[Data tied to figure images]
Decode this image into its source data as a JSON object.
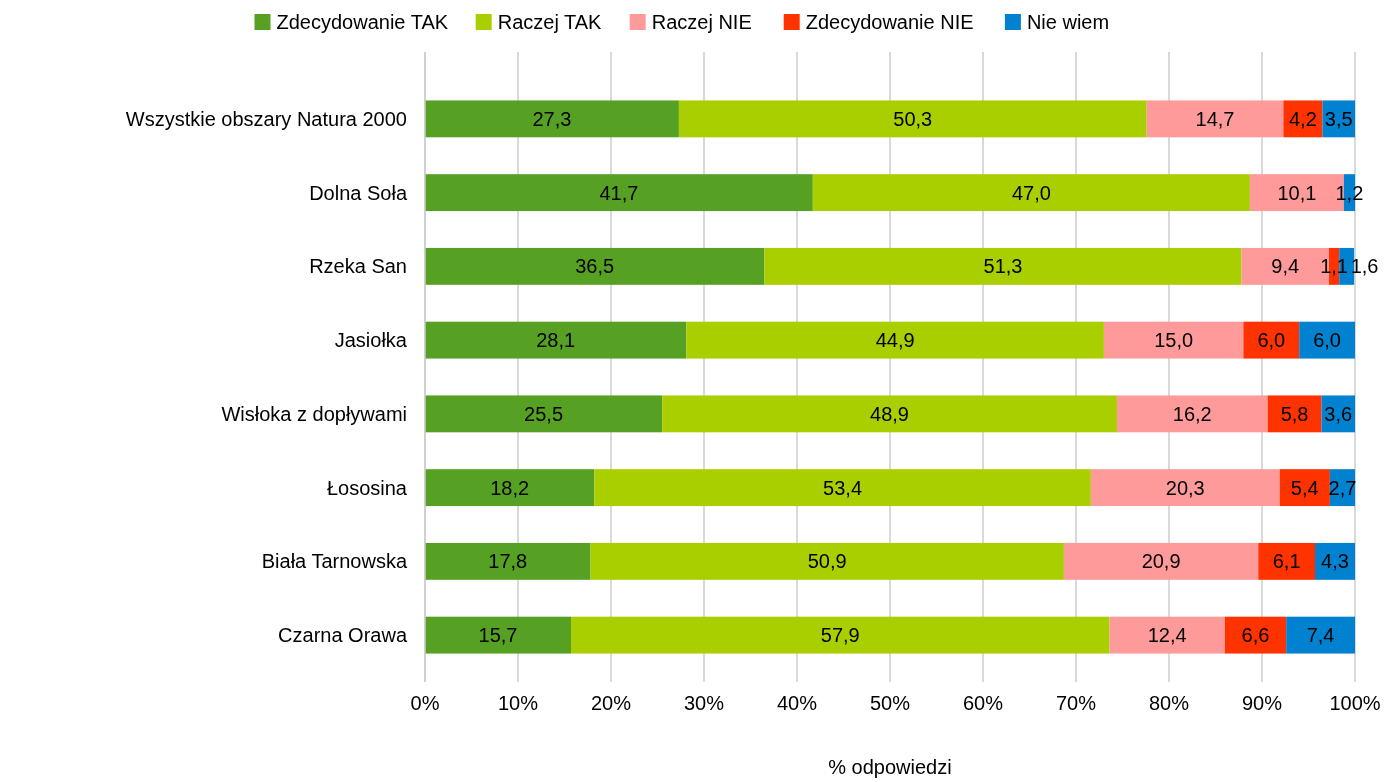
{
  "chart_data": {
    "type": "bar",
    "orientation": "horizontal",
    "stacked": true,
    "xlabel": "% odpowiedzi",
    "categories": [
      "Wszystkie obszary Natura 2000",
      "Dolna Soła",
      "Rzeka San",
      "Jasiołka",
      "Wisłoka z dopływami",
      "Łososina",
      "Biała Tarnowska",
      "Czarna Orawa"
    ],
    "series": [
      {
        "name": "Zdecydowanie TAK",
        "color": "#56a024",
        "values": [
          27.3,
          41.7,
          36.5,
          28.1,
          25.5,
          18.2,
          17.8,
          15.7
        ],
        "value_labels": [
          "27,3",
          "41,7",
          "36,5",
          "28,1",
          "25,5",
          "18,2",
          "17,8",
          "15,7"
        ]
      },
      {
        "name": "Raczej TAK",
        "color": "#aacf00",
        "values": [
          50.3,
          47.0,
          51.3,
          44.9,
          48.9,
          53.4,
          50.9,
          57.9
        ],
        "value_labels": [
          "50,3",
          "47,0",
          "51,3",
          "44,9",
          "48,9",
          "53,4",
          "50,9",
          "57,9"
        ]
      },
      {
        "name": "Raczej NIE",
        "color": "#ff9a9a",
        "values": [
          14.7,
          10.1,
          9.4,
          15.0,
          16.2,
          20.3,
          20.9,
          12.4
        ],
        "value_labels": [
          "14,7",
          "10,1",
          "9,4",
          "15,0",
          "16,2",
          "20,3",
          "20,9",
          "12,4"
        ]
      },
      {
        "name": "Zdecydowanie NIE",
        "color": "#ff3300",
        "values": [
          4.2,
          0,
          1.1,
          6.0,
          5.8,
          5.4,
          6.1,
          6.6
        ],
        "value_labels": [
          "4,2",
          null,
          "1,1",
          "6,0",
          "5,8",
          "5,4",
          "6,1",
          "6,6"
        ]
      },
      {
        "name": "Nie wiem",
        "color": "#0082d0",
        "values": [
          3.5,
          1.2,
          1.6,
          6.0,
          3.6,
          2.7,
          4.3,
          7.4
        ],
        "value_labels": [
          "3,5",
          "1,2",
          "1,6",
          "6,0",
          "3,6",
          "2,7",
          "4,3",
          "7,4"
        ]
      }
    ],
    "xlim": [
      0,
      100
    ],
    "xticks": [
      {
        "value": 0,
        "label": "0%"
      },
      {
        "value": 10,
        "label": "10%"
      },
      {
        "value": 20,
        "label": "20%"
      },
      {
        "value": 30,
        "label": "30%"
      },
      {
        "value": 40,
        "label": "40%"
      },
      {
        "value": 50,
        "label": "50%"
      },
      {
        "value": 60,
        "label": "60%"
      },
      {
        "value": 70,
        "label": "70%"
      },
      {
        "value": 80,
        "label": "80%"
      },
      {
        "value": 90,
        "label": "90%"
      },
      {
        "value": 100,
        "label": "100%"
      }
    ],
    "grid": "x",
    "legend": "top"
  }
}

**Objective**
Set the data above down again exactly as given, with no pictures.

**The solution**
Decode this image into its source data as a JSON object.
{
  "chart_data": {
    "type": "bar",
    "orientation": "horizontal",
    "stacked": true,
    "xlabel": "% odpowiedzi",
    "categories": [
      "Wszystkie obszary Natura 2000",
      "Dolna Soła",
      "Rzeka San",
      "Jasiołka",
      "Wisłoka z dopływami",
      "Łososina",
      "Biała Tarnowska",
      "Czarna Orawa"
    ],
    "series": [
      {
        "name": "Zdecydowanie TAK",
        "color": "#56a024",
        "values": [
          27.3,
          41.7,
          36.5,
          28.1,
          25.5,
          18.2,
          17.8,
          15.7
        ],
        "value_labels": [
          "27,3",
          "41,7",
          "36,5",
          "28,1",
          "25,5",
          "18,2",
          "17,8",
          "15,7"
        ]
      },
      {
        "name": "Raczej TAK",
        "color": "#aacf00",
        "values": [
          50.3,
          47.0,
          51.3,
          44.9,
          48.9,
          53.4,
          50.9,
          57.9
        ],
        "value_labels": [
          "50,3",
          "47,0",
          "51,3",
          "44,9",
          "48,9",
          "53,4",
          "50,9",
          "57,9"
        ]
      },
      {
        "name": "Raczej NIE",
        "color": "#ff9a9a",
        "values": [
          14.7,
          10.1,
          9.4,
          15.0,
          16.2,
          20.3,
          20.9,
          12.4
        ],
        "value_labels": [
          "14,7",
          "10,1",
          "9,4",
          "15,0",
          "16,2",
          "20,3",
          "20,9",
          "12,4"
        ]
      },
      {
        "name": "Zdecydowanie NIE",
        "color": "#ff3300",
        "values": [
          4.2,
          0,
          1.1,
          6.0,
          5.8,
          5.4,
          6.1,
          6.6
        ],
        "value_labels": [
          "4,2",
          null,
          "1,1",
          "6,0",
          "5,8",
          "5,4",
          "6,1",
          "6,6"
        ]
      },
      {
        "name": "Nie wiem",
        "color": "#0082d0",
        "values": [
          3.5,
          1.2,
          1.6,
          6.0,
          3.6,
          2.7,
          4.3,
          7.4
        ],
        "value_labels": [
          "3,5",
          "1,2",
          "1,6",
          "6,0",
          "3,6",
          "2,7",
          "4,3",
          "7,4"
        ]
      }
    ],
    "xlim": [
      0,
      100
    ],
    "xticks": [
      {
        "value": 0,
        "label": "0%"
      },
      {
        "value": 10,
        "label": "10%"
      },
      {
        "value": 20,
        "label": "20%"
      },
      {
        "value": 30,
        "label": "30%"
      },
      {
        "value": 40,
        "label": "40%"
      },
      {
        "value": 50,
        "label": "50%"
      },
      {
        "value": 60,
        "label": "60%"
      },
      {
        "value": 70,
        "label": "70%"
      },
      {
        "value": 80,
        "label": "80%"
      },
      {
        "value": 90,
        "label": "90%"
      },
      {
        "value": 100,
        "label": "100%"
      }
    ],
    "grid": "x",
    "legend": "top"
  }
}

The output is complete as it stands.